Material supplied =

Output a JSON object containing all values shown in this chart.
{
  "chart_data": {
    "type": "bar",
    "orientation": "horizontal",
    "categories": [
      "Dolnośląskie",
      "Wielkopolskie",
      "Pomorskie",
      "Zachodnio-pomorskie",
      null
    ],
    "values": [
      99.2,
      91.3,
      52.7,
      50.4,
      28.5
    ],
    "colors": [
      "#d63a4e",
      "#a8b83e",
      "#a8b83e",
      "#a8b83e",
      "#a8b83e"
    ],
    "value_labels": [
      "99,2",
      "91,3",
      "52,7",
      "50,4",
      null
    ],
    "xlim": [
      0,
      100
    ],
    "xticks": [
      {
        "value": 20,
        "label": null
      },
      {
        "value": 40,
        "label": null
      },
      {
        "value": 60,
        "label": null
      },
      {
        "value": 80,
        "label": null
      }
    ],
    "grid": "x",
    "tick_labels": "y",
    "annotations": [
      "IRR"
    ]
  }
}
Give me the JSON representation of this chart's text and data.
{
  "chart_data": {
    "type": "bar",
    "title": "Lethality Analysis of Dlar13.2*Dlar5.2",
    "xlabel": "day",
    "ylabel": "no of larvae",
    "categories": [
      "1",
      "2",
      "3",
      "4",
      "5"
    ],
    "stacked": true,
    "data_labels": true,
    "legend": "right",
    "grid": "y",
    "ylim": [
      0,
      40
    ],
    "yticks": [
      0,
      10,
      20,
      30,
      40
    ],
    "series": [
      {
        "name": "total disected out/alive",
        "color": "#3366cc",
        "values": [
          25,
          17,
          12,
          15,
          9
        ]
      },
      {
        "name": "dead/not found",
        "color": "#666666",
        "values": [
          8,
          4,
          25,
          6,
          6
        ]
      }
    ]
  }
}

Task to complete =
Display every line of the listing that contains the string "JSON".

Written solution =
Output a JSON object containing all values shown in this chart.
Give me the JSON representation of this chart's text and data.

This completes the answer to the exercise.